- **SET EXERCISE**
Copy each of the following rows word for word, keeping every character the same.

- **RECORDED INFORMATION**

═══

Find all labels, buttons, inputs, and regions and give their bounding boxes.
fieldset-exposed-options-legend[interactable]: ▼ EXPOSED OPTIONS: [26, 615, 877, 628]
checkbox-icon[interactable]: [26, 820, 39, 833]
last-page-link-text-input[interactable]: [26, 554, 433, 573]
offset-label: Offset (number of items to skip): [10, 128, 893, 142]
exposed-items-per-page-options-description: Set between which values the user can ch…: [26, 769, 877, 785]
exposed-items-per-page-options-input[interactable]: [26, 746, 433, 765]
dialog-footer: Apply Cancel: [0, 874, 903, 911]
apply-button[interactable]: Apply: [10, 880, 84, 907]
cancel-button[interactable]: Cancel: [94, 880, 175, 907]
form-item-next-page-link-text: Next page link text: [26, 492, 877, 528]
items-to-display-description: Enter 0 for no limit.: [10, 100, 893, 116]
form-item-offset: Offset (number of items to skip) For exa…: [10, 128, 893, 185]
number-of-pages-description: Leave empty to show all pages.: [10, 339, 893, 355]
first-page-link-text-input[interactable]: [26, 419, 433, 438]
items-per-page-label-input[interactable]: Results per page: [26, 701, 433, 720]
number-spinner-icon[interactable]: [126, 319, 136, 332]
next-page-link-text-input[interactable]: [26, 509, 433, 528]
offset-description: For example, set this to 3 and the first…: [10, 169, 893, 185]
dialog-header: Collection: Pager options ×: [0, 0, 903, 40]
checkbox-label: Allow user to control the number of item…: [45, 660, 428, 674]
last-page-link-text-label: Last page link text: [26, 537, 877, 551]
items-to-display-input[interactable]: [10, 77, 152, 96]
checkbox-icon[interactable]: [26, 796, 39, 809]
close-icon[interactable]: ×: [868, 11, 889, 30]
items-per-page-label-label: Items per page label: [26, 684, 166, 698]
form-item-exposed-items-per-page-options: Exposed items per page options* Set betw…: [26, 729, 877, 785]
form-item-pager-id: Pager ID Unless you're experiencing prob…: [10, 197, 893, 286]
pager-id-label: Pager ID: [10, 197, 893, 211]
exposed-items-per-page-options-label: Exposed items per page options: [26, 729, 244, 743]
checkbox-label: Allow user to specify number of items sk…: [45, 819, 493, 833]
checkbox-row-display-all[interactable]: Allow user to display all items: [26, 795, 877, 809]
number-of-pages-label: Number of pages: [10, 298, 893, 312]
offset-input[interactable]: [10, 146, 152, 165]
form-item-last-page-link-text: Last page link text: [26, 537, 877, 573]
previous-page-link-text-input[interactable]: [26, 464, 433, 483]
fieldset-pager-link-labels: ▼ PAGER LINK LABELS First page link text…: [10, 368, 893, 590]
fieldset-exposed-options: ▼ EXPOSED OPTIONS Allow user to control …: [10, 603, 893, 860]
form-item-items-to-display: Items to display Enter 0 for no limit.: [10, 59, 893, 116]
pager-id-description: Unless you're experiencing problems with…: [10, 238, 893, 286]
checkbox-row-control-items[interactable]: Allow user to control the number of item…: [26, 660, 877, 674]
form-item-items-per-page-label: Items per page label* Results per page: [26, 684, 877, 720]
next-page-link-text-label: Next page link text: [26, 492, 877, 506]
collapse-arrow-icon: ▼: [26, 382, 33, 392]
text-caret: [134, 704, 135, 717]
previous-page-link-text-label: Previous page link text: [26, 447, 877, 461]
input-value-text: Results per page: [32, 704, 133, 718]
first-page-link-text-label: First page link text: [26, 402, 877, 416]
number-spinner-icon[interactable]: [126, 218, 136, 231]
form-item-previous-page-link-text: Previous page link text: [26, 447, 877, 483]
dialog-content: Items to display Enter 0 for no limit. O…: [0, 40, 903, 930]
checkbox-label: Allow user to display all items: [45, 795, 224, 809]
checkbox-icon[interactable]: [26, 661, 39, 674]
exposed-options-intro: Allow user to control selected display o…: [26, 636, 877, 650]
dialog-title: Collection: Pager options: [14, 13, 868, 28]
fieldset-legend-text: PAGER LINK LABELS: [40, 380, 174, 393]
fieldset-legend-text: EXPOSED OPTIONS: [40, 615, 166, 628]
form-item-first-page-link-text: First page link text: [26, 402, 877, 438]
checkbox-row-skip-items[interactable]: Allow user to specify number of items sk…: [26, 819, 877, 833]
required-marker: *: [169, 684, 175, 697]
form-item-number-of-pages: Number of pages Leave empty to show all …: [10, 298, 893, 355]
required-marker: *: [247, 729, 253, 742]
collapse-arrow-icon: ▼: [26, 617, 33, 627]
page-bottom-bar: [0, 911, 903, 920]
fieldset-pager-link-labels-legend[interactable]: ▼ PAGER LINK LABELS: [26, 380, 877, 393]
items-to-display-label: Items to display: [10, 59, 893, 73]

═══

- **REPLY**
Find all labels, buttons, inputs, and regions and give their bounding boxes.
fieldset-exposed-options-legend[interactable]: ▼ EXPOSED OPTIONS: [26, 615, 877, 628]
checkbox-icon[interactable]: [26, 820, 39, 833]
last-page-link-text-input[interactable]: [26, 554, 433, 573]
offset-label: Offset (number of items to skip): [10, 128, 893, 142]
exposed-items-per-page-options-description: Set between which values the user can ch…: [26, 769, 877, 785]
exposed-items-per-page-options-input[interactable]: [26, 746, 433, 765]
dialog-footer: Apply Cancel: [0, 874, 903, 911]
apply-button[interactable]: Apply: [10, 880, 84, 907]
cancel-button[interactable]: Cancel: [94, 880, 175, 907]
form-item-next-page-link-text: Next page link text: [26, 492, 877, 528]
items-to-display-description: Enter 0 for no limit.: [10, 100, 893, 116]
form-item-offset: Offset (number of items to skip) For exa…: [10, 128, 893, 185]
number-of-pages-description: Leave empty to show all pages.: [10, 339, 893, 355]
first-page-link-text-input[interactable]: [26, 419, 433, 438]
items-per-page-label-input[interactable]: Results per page: [26, 701, 433, 720]
number-spinner-icon[interactable]: [126, 319, 136, 332]
next-page-link-text-input[interactable]: [26, 509, 433, 528]
offset-description: For example, set this to 3 and the first…: [10, 169, 893, 185]
dialog-header: Collection: Pager options ×: [0, 0, 903, 40]
checkbox-label: Allow user to control the number of item…: [45, 660, 428, 674]
last-page-link-text-label: Last page link text: [26, 537, 877, 551]
items-to-display-input[interactable]: [10, 77, 152, 96]
checkbox-icon[interactable]: [26, 796, 39, 809]
close-icon[interactable]: ×: [868, 11, 889, 30]
items-per-page-label-label: Items per page label: [26, 684, 166, 698]
form-item-exposed-items-per-page-options: Exposed items per page options* Set betw…: [26, 729, 877, 785]
form-item-pager-id: Pager ID Unless you're experiencing prob…: [10, 197, 893, 286]
pager-id-label: Pager ID: [10, 197, 893, 211]
exposed-items-per-page-options-label: Exposed items per page options: [26, 729, 244, 743]
checkbox-label: Allow user to specify number of items sk…: [45, 819, 493, 833]
checkbox-row-display-all[interactable]: Allow user to display all items: [26, 795, 877, 809]
number-of-pages-label: Number of pages: [10, 298, 893, 312]
offset-input[interactable]: [10, 146, 152, 165]
form-item-last-page-link-text: Last page link text: [26, 537, 877, 573]
previous-page-link-text-input[interactable]: [26, 464, 433, 483]
fieldset-pager-link-labels: ▼ PAGER LINK LABELS First page link text…: [10, 368, 893, 590]
fieldset-exposed-options: ▼ EXPOSED OPTIONS Allow user to control …: [10, 603, 893, 860]
form-item-items-to-display: Items to display Enter 0 for no limit.: [10, 59, 893, 116]
pager-id-description: Unless you're experiencing problems with…: [10, 238, 893, 286]
checkbox-row-control-items[interactable]: Allow user to control the number of item…: [26, 660, 877, 674]
form-item-items-per-page-label: Items per page label* Results per page: [26, 684, 877, 720]
next-page-link-text-label: Next page link text: [26, 492, 877, 506]
collapse-arrow-icon: ▼: [26, 382, 33, 392]
text-caret: [134, 704, 135, 717]
previous-page-link-text-label: Previous page link text: [26, 447, 877, 461]
input-value-text: Results per page: [32, 704, 133, 718]
first-page-link-text-label: First page link text: [26, 402, 877, 416]
number-spinner-icon[interactable]: [126, 218, 136, 231]
form-item-previous-page-link-text: Previous page link text: [26, 447, 877, 483]
dialog-content: Items to display Enter 0 for no limit. O…: [0, 40, 903, 930]
checkbox-label: Allow user to display all items: [45, 795, 224, 809]
checkbox-icon[interactable]: [26, 661, 39, 674]
exposed-options-intro: Allow user to control selected display o…: [26, 636, 877, 650]
dialog-title: Collection: Pager options: [14, 13, 868, 28]
fieldset-legend-text: PAGER LINK LABELS: [40, 380, 174, 393]
fieldset-legend-text: EXPOSED OPTIONS: [40, 615, 166, 628]
form-item-first-page-link-text: First page link text: [26, 402, 877, 438]
checkbox-row-skip-items[interactable]: Allow user to specify number of items sk…: [26, 819, 877, 833]
required-marker: *: [169, 684, 175, 697]
form-item-number-of-pages: Number of pages Leave empty to show all …: [10, 298, 893, 355]
required-marker: *: [247, 729, 253, 742]
collapse-arrow-icon: ▼: [26, 617, 33, 627]
page-bottom-bar: [0, 911, 903, 920]
fieldset-pager-link-labels-legend[interactable]: ▼ PAGER LINK LABELS: [26, 380, 877, 393]
items-to-display-label: Items to display: [10, 59, 893, 73]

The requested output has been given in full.